INFORMATION SHOWN –

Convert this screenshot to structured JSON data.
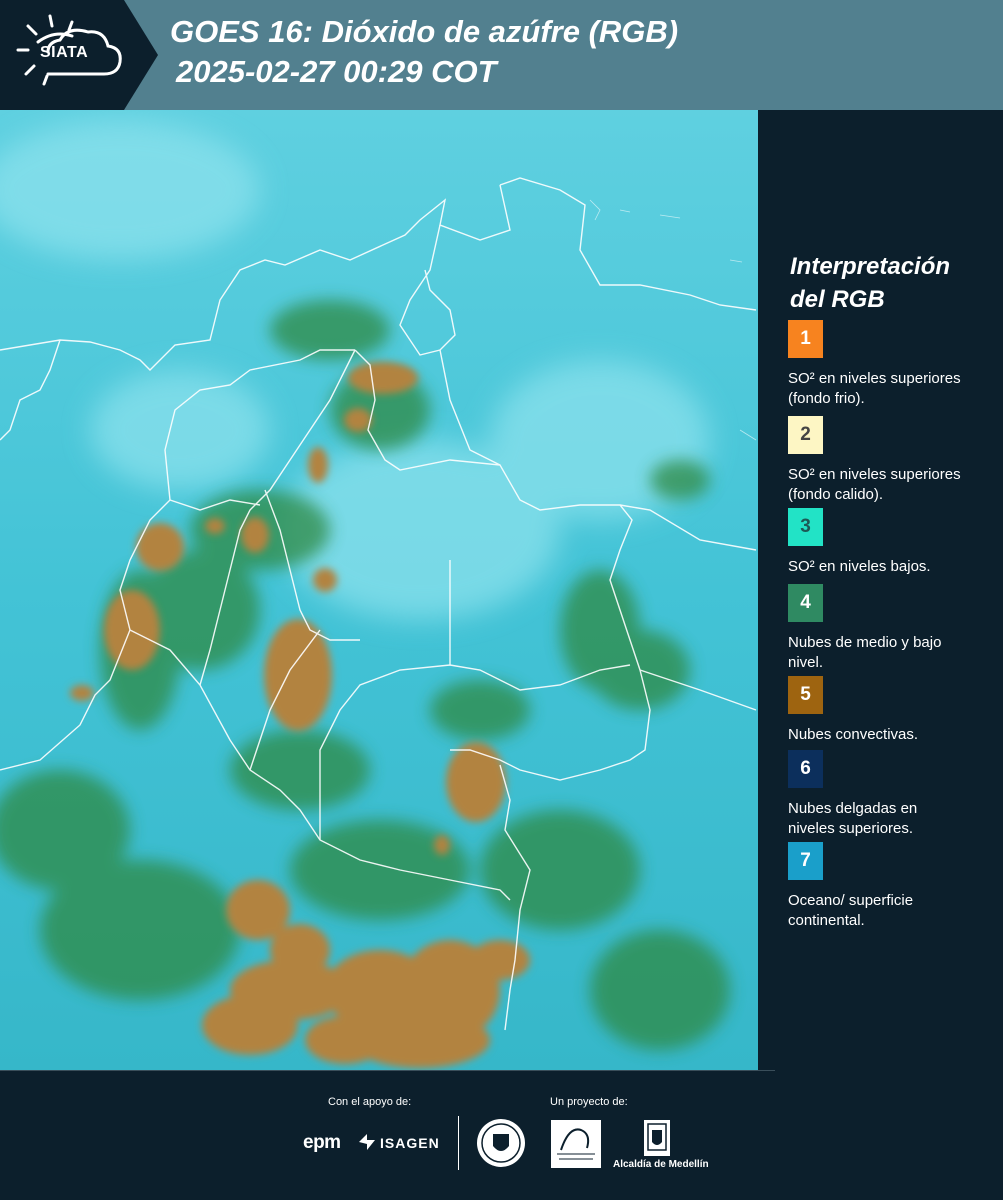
{
  "header": {
    "logo_text": "SIATA",
    "title_line1": "GOES 16: Dióxido de azúfre (RGB)",
    "title_line2": "2025-02-27 00:29 COT"
  },
  "legend": {
    "title": "Interpretación del RGB",
    "items": [
      {
        "number": "1",
        "label": "SO² en niveles superiores (fondo frio).",
        "color": "#f7831f"
      },
      {
        "number": "2",
        "label": "SO² en niveles superiores (fondo calido).",
        "color": "#fdf6c4"
      },
      {
        "number": "3",
        "label": "SO² en niveles bajos.",
        "color": "#22e3c6"
      },
      {
        "number": "4",
        "label": "Nubes de medio y bajo nivel.",
        "color": "#2f8a62"
      },
      {
        "number": "5",
        "label": "Nubes convectivas.",
        "color": "#9e6410"
      },
      {
        "number": "6",
        "label": "Nubes delgadas en niveles superiores.",
        "color": "#0c2f5c"
      },
      {
        "number": "7",
        "label": "Oceano/ superficie continental.",
        "color": "#1a9fca"
      }
    ]
  },
  "footer": {
    "support_label": "Con el apoyo de:",
    "project_label": "Un proyecto de:",
    "sponsors": [
      "epm",
      "ISAGEN"
    ],
    "partners": [
      "Alcaldía de Medellín"
    ]
  },
  "colors": {
    "background": "#0c1f2c",
    "header_band": "#52808f",
    "map_base": "#46c5d6",
    "cloud_convective": "#b28341",
    "cloud_low": "#2f8a45"
  }
}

WHAT IS BEING ASKED – The data above should be repeated exactly, minus any pictures.

THE RESULT –
Convert this screenshot to structured JSON data.
{
  "header": {
    "logo_text": "SIATA",
    "title_line1": "GOES 16: Dióxido de azúfre (RGB)",
    "title_line2": "2025-02-27 00:29 COT"
  },
  "legend": {
    "title": "Interpretación del RGB",
    "items": [
      {
        "number": "1",
        "label": "SO² en niveles superiores (fondo frio).",
        "color": "#f7831f"
      },
      {
        "number": "2",
        "label": "SO² en niveles superiores (fondo calido).",
        "color": "#fdf6c4"
      },
      {
        "number": "3",
        "label": "SO² en niveles bajos.",
        "color": "#22e3c6"
      },
      {
        "number": "4",
        "label": "Nubes de medio y bajo nivel.",
        "color": "#2f8a62"
      },
      {
        "number": "5",
        "label": "Nubes convectivas.",
        "color": "#9e6410"
      },
      {
        "number": "6",
        "label": "Nubes delgadas en niveles superiores.",
        "color": "#0c2f5c"
      },
      {
        "number": "7",
        "label": "Oceano/ superficie continental.",
        "color": "#1a9fca"
      }
    ]
  },
  "footer": {
    "support_label": "Con el apoyo de:",
    "project_label": "Un proyecto de:",
    "sponsors": [
      "epm",
      "ISAGEN"
    ],
    "partners": [
      "Alcaldía de Medellín"
    ]
  },
  "colors": {
    "background": "#0c1f2c",
    "header_band": "#52808f",
    "map_base": "#46c5d6",
    "cloud_convective": "#b28341",
    "cloud_low": "#2f8a45"
  }
}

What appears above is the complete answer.